Data excerpts:
--- begin ---
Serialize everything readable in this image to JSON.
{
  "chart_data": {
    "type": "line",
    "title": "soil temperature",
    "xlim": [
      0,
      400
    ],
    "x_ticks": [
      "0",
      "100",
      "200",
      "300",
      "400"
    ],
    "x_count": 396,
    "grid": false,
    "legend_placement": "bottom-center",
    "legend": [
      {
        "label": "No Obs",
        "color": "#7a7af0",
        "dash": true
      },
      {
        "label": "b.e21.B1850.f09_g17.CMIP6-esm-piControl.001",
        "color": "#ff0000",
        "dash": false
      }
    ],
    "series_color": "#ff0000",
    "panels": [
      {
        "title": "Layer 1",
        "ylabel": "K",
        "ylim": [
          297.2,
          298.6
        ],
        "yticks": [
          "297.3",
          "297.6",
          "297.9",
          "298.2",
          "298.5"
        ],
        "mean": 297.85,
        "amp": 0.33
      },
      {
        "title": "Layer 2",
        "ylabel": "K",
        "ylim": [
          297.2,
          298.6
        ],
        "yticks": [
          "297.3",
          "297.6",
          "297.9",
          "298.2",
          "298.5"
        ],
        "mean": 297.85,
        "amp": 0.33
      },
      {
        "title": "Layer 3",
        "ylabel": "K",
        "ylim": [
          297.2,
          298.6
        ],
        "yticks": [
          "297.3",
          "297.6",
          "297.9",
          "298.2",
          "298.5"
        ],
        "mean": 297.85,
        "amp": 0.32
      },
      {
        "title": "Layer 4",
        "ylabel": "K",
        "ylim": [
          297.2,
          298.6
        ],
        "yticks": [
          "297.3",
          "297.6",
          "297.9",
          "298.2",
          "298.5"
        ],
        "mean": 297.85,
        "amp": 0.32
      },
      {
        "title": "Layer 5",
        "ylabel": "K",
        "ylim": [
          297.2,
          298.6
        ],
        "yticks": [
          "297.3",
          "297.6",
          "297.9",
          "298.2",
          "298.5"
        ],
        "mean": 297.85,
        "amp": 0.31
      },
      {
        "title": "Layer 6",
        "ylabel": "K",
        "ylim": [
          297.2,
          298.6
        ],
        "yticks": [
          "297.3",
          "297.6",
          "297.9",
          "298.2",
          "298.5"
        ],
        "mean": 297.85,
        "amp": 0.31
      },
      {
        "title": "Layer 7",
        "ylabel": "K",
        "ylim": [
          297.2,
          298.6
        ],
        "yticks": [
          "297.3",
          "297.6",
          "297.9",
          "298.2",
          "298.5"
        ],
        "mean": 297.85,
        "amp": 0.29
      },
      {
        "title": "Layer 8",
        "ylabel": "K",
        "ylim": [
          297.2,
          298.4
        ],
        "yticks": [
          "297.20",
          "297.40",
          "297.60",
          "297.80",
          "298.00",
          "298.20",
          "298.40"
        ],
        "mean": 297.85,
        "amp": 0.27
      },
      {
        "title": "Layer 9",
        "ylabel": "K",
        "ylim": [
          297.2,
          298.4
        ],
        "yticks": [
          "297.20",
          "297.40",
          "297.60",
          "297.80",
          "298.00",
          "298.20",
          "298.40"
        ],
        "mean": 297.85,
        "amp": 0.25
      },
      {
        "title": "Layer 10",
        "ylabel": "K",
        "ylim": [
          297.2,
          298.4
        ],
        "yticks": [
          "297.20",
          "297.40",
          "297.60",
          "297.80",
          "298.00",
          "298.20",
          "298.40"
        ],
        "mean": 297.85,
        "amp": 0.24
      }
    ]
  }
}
--- end ---
Problem details: Write the material out again in its entirety, exactly as shown.

Answer to this problem:
Serialize everything readable in this image to JSON.
{
  "chart_data": {
    "type": "line",
    "title": "soil temperature",
    "xlim": [
      0,
      400
    ],
    "x_ticks": [
      "0",
      "100",
      "200",
      "300",
      "400"
    ],
    "x_count": 396,
    "grid": false,
    "legend_placement": "bottom-center",
    "legend": [
      {
        "label": "No Obs",
        "color": "#7a7af0",
        "dash": true
      },
      {
        "label": "b.e21.B1850.f09_g17.CMIP6-esm-piControl.001",
        "color": "#ff0000",
        "dash": false
      }
    ],
    "series_color": "#ff0000",
    "panels": [
      {
        "title": "Layer 1",
        "ylabel": "K",
        "ylim": [
          297.2,
          298.6
        ],
        "yticks": [
          "297.3",
          "297.6",
          "297.9",
          "298.2",
          "298.5"
        ],
        "mean": 297.85,
        "amp": 0.33
      },
      {
        "title": "Layer 2",
        "ylabel": "K",
        "ylim": [
          297.2,
          298.6
        ],
        "yticks": [
          "297.3",
          "297.6",
          "297.9",
          "298.2",
          "298.5"
        ],
        "mean": 297.85,
        "amp": 0.33
      },
      {
        "title": "Layer 3",
        "ylabel": "K",
        "ylim": [
          297.2,
          298.6
        ],
        "yticks": [
          "297.3",
          "297.6",
          "297.9",
          "298.2",
          "298.5"
        ],
        "mean": 297.85,
        "amp": 0.32
      },
      {
        "title": "Layer 4",
        "ylabel": "K",
        "ylim": [
          297.2,
          298.6
        ],
        "yticks": [
          "297.3",
          "297.6",
          "297.9",
          "298.2",
          "298.5"
        ],
        "mean": 297.85,
        "amp": 0.32
      },
      {
        "title": "Layer 5",
        "ylabel": "K",
        "ylim": [
          297.2,
          298.6
        ],
        "yticks": [
          "297.3",
          "297.6",
          "297.9",
          "298.2",
          "298.5"
        ],
        "mean": 297.85,
        "amp": 0.31
      },
      {
        "title": "Layer 6",
        "ylabel": "K",
        "ylim": [
          297.2,
          298.6
        ],
        "yticks": [
          "297.3",
          "297.6",
          "297.9",
          "298.2",
          "298.5"
        ],
        "mean": 297.85,
        "amp": 0.31
      },
      {
        "title": "Layer 7",
        "ylabel": "K",
        "ylim": [
          297.2,
          298.6
        ],
        "yticks": [
          "297.3",
          "297.6",
          "297.9",
          "298.2",
          "298.5"
        ],
        "mean": 297.85,
        "amp": 0.29
      },
      {
        "title": "Layer 8",
        "ylabel": "K",
        "ylim": [
          297.2,
          298.4
        ],
        "yticks": [
          "297.20",
          "297.40",
          "297.60",
          "297.80",
          "298.00",
          "298.20",
          "298.40"
        ],
        "mean": 297.85,
        "amp": 0.27
      },
      {
        "title": "Layer 9",
        "ylabel": "K",
        "ylim": [
          297.2,
          298.4
        ],
        "yticks": [
          "297.20",
          "297.40",
          "297.60",
          "297.80",
          "298.00",
          "298.20",
          "298.40"
        ],
        "mean": 297.85,
        "amp": 0.25
      },
      {
        "title": "Layer 10",
        "ylabel": "K",
        "ylim": [
          297.2,
          298.4
        ],
        "yticks": [
          "297.20",
          "297.40",
          "297.60",
          "297.80",
          "298.00",
          "298.20",
          "298.40"
        ],
        "mean": 297.85,
        "amp": 0.24
      }
    ]
  }
}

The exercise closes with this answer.